:: Problem statement ::
Output each entry that follows exactly. Images stay out.

+++ Items +++

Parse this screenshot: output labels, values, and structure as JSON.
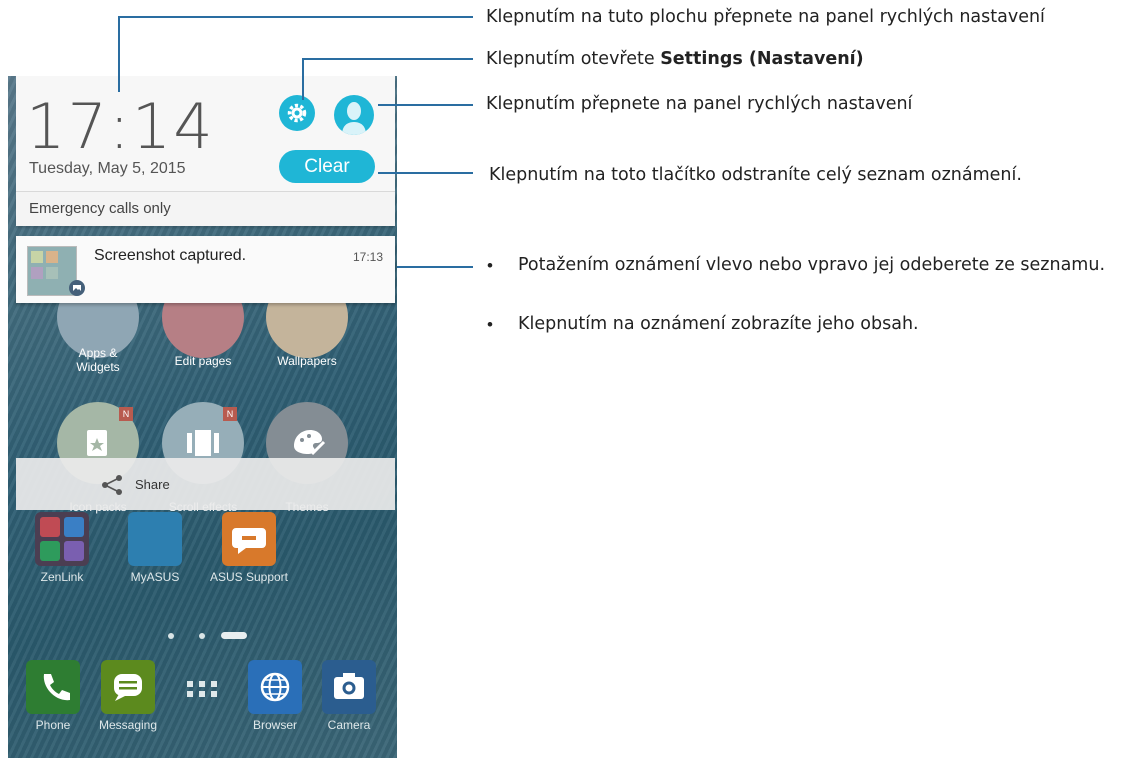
{
  "phone": {
    "time": "17:14",
    "date": "Tuesday, May 5, 2015",
    "clear_label": "Clear",
    "emergency": "Emergency calls only",
    "notification": {
      "title": "Screenshot captured.",
      "time": "17:13"
    },
    "menu": {
      "items": [
        {
          "label_line1": "Apps &",
          "label_line2": "Widgets"
        },
        {
          "label": "Edit pages"
        },
        {
          "label": "Wallpapers"
        },
        {
          "label": "Icon packs",
          "badge": "N"
        },
        {
          "label": "Scroll effects",
          "badge": "N"
        },
        {
          "label": "Themes"
        }
      ],
      "share_label": "Share"
    },
    "home_apps": [
      {
        "label": "ZenLink"
      },
      {
        "label": "MyASUS"
      },
      {
        "label": "ASUS Support"
      }
    ],
    "dock": [
      {
        "label": "Phone"
      },
      {
        "label": "Messaging"
      },
      {
        "label": "Browser"
      },
      {
        "label": "Camera"
      }
    ]
  },
  "callouts": {
    "c1": "Klepnutím na tuto plochu přepnete na panel rychlých nastavení",
    "c2_prefix": "Klepnutím otevřete ",
    "c2_bold": "Settings (Nastavení)",
    "c3": "Klepnutím přepnete na panel rychlých nastavení",
    "c4": "Klepnutím na toto tlačítko odstraníte celý seznam oznámení.",
    "bullets": [
      "Potažením oznámení vlevo nebo vpravo jej odeberete ze seznamu.",
      "Klepnutím na oznámení zobrazíte jeho obsah."
    ]
  },
  "colors": {
    "accent": "#1fb6d6",
    "callout_line": "#2a6da1"
  }
}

+++

:: Answer ::
Parse this screenshot: output labels, values, and structure as JSON.
{
  "phone": {
    "time": "17:14",
    "date": "Tuesday, May 5, 2015",
    "clear_label": "Clear",
    "emergency": "Emergency calls only",
    "notification": {
      "title": "Screenshot captured.",
      "time": "17:13"
    },
    "menu": {
      "items": [
        {
          "label_line1": "Apps &",
          "label_line2": "Widgets"
        },
        {
          "label": "Edit pages"
        },
        {
          "label": "Wallpapers"
        },
        {
          "label": "Icon packs",
          "badge": "N"
        },
        {
          "label": "Scroll effects",
          "badge": "N"
        },
        {
          "label": "Themes"
        }
      ],
      "share_label": "Share"
    },
    "home_apps": [
      {
        "label": "ZenLink"
      },
      {
        "label": "MyASUS"
      },
      {
        "label": "ASUS Support"
      }
    ],
    "dock": [
      {
        "label": "Phone"
      },
      {
        "label": "Messaging"
      },
      {
        "label": "Browser"
      },
      {
        "label": "Camera"
      }
    ]
  },
  "callouts": {
    "c1": "Klepnutím na tuto plochu přepnete na panel rychlých nastavení",
    "c2_prefix": "Klepnutím otevřete ",
    "c2_bold": "Settings (Nastavení)",
    "c3": "Klepnutím přepnete na panel rychlých nastavení",
    "c4": "Klepnutím na toto tlačítko odstraníte celý seznam oznámení.",
    "bullets": [
      "Potažením oznámení vlevo nebo vpravo jej odeberete ze seznamu.",
      "Klepnutím na oznámení zobrazíte jeho obsah."
    ]
  },
  "colors": {
    "accent": "#1fb6d6",
    "callout_line": "#2a6da1"
  }
}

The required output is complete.